**Description of the task:** How many lines of the data include the string "arrow"? State the number and nothing else.

**Provided data:**
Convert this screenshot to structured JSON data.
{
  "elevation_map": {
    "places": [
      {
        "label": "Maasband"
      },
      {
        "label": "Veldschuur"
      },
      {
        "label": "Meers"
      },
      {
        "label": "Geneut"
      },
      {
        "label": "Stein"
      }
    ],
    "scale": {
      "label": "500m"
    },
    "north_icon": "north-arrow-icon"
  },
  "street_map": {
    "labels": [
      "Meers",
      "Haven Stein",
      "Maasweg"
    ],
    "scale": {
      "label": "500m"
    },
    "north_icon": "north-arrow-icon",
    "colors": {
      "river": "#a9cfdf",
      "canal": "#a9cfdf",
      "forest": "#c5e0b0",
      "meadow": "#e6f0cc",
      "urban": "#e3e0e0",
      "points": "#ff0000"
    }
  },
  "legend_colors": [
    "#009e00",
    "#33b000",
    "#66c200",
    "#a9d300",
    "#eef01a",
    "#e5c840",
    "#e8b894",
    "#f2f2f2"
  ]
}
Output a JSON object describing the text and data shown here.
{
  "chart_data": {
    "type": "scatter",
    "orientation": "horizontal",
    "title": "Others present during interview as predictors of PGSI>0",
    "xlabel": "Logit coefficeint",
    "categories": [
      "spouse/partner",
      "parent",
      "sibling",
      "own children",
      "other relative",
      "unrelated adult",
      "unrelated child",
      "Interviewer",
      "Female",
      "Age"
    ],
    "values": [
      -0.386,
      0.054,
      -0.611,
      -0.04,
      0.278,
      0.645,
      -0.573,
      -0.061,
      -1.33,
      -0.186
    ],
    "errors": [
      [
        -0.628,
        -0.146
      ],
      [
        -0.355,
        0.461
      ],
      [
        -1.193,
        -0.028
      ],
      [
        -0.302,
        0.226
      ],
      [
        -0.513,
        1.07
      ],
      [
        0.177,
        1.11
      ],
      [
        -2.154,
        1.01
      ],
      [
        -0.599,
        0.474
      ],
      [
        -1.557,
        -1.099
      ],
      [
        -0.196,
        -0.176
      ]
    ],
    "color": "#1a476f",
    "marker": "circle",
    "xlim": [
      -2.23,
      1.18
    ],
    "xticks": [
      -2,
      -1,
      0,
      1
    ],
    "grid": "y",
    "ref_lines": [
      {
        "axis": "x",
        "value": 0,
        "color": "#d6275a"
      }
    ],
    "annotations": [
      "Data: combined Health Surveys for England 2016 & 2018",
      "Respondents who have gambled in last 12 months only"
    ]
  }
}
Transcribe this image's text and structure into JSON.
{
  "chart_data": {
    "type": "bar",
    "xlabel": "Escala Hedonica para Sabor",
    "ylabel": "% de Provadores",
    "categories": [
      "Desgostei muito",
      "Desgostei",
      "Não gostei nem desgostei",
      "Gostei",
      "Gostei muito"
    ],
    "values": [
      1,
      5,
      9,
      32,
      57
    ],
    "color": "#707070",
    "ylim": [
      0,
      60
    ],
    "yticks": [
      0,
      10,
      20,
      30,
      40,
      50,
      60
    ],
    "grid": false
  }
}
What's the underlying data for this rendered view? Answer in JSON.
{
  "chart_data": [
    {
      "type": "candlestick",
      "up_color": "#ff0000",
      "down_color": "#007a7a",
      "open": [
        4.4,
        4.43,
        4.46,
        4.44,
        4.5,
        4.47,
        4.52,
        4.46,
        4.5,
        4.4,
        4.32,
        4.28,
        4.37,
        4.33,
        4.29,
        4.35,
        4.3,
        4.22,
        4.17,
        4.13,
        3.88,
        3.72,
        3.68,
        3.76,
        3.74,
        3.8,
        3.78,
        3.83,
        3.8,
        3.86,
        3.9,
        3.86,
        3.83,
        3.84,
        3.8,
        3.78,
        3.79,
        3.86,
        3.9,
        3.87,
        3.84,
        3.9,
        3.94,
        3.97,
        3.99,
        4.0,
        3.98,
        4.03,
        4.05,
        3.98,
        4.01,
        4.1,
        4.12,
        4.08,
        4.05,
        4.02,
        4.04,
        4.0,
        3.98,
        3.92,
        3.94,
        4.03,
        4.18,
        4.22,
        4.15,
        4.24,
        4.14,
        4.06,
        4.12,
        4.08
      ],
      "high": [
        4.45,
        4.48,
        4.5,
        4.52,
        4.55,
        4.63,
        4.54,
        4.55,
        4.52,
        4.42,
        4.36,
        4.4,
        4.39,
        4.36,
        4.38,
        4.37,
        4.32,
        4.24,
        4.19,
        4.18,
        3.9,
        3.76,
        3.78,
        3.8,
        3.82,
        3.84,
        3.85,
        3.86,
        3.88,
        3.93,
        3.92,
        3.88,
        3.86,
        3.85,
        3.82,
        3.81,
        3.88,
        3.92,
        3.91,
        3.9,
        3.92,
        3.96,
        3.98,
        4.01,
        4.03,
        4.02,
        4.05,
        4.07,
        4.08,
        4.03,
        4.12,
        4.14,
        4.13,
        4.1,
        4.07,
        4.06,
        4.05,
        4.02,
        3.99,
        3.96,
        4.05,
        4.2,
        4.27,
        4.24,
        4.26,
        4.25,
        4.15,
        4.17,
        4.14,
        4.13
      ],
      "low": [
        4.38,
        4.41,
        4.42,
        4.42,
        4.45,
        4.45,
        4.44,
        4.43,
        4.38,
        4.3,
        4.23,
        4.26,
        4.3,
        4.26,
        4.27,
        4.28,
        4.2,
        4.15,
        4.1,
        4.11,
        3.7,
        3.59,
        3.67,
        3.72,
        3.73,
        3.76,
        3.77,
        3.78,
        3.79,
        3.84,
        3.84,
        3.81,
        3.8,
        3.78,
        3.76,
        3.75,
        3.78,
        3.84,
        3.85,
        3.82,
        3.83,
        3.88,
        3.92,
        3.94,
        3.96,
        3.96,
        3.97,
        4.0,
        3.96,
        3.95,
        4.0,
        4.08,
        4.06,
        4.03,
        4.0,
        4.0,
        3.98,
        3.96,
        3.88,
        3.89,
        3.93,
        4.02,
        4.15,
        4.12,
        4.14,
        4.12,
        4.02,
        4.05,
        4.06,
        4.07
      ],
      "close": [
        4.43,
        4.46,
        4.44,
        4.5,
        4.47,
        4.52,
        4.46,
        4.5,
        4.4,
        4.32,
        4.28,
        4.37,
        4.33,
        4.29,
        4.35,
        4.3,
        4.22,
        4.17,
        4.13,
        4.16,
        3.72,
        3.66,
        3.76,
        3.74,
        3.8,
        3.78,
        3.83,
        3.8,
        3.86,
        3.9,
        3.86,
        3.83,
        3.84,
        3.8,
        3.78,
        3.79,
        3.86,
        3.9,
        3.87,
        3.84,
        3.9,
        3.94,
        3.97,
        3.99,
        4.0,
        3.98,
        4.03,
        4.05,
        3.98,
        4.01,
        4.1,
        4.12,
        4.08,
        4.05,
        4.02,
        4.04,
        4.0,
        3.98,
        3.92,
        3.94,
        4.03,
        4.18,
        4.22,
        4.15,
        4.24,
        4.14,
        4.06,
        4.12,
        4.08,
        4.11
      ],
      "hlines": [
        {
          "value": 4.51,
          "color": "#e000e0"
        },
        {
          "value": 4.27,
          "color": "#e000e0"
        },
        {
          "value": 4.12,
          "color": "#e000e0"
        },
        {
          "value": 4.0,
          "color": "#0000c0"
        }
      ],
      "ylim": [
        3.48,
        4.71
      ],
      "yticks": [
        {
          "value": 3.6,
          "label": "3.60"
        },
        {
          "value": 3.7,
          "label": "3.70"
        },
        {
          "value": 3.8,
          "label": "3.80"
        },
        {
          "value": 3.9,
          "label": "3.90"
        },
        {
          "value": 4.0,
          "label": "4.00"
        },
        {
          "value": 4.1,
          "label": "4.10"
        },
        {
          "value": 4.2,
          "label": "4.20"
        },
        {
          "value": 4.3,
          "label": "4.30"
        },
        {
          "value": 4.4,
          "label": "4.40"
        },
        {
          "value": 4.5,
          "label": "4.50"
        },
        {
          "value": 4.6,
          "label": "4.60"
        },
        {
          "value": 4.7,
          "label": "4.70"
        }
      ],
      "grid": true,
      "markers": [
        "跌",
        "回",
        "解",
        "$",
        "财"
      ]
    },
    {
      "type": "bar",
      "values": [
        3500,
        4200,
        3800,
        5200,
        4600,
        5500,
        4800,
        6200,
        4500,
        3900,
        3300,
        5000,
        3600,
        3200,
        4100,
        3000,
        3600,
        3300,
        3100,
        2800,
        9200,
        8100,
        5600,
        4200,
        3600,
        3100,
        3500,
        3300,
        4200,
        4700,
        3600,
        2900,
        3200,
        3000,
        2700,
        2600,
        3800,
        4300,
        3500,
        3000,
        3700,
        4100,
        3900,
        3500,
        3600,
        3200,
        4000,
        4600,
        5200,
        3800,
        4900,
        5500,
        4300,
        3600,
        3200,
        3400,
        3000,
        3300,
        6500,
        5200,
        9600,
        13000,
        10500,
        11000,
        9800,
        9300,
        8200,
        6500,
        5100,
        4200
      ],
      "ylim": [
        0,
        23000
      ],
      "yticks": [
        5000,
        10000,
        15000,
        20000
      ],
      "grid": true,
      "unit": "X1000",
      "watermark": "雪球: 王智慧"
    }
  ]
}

**Solution to the problem:** 2